> [GIVEN REQUEST] Exclude images, then output the remaining data verbatim.

> [RECORDS SUPPLIED]
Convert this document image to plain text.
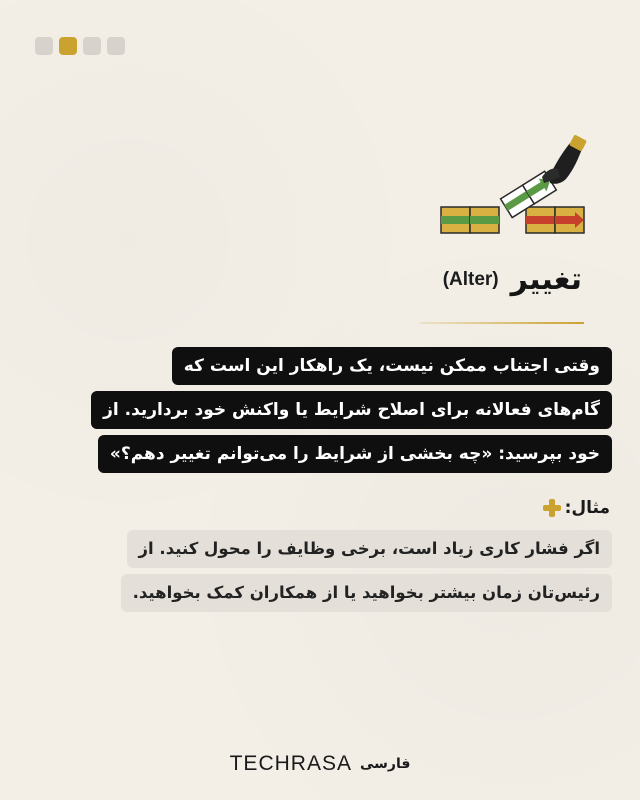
تغییر
(Alter)
وقتی اجتناب ممکن نیست، یک راهکار این است که
گام‌های فعالانه برای اصلاح شرایط یا واکنش خود بردارید. از
خود بپرسید: «چه بخشی از شرایط را می‌توانم تغییر دهم؟»
مثال:
اگر فشار کاری زیاد است، برخی وظایف را محول کنید. از
رئیس‌تان زمان بیشتر بخواهید یا از همکاران کمک بخواهید.
TECHRASA فارسی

> [TASK RESPONSE]
Convert this document image to plain text.
تغییر
(Alter)
وقتی اجتناب ممکن نیست، یک راهکار این است که
گام‌های فعالانه برای اصلاح شرایط یا واکنش خود بردارید. از
خود بپرسید: «چه بخشی از شرایط را می‌توانم تغییر دهم؟»
مثال:
اگر فشار کاری زیاد است، برخی وظایف را محول کنید. از
رئیس‌تان زمان بیشتر بخواهید یا از همکاران کمک بخواهید.
TECHRASA فارسی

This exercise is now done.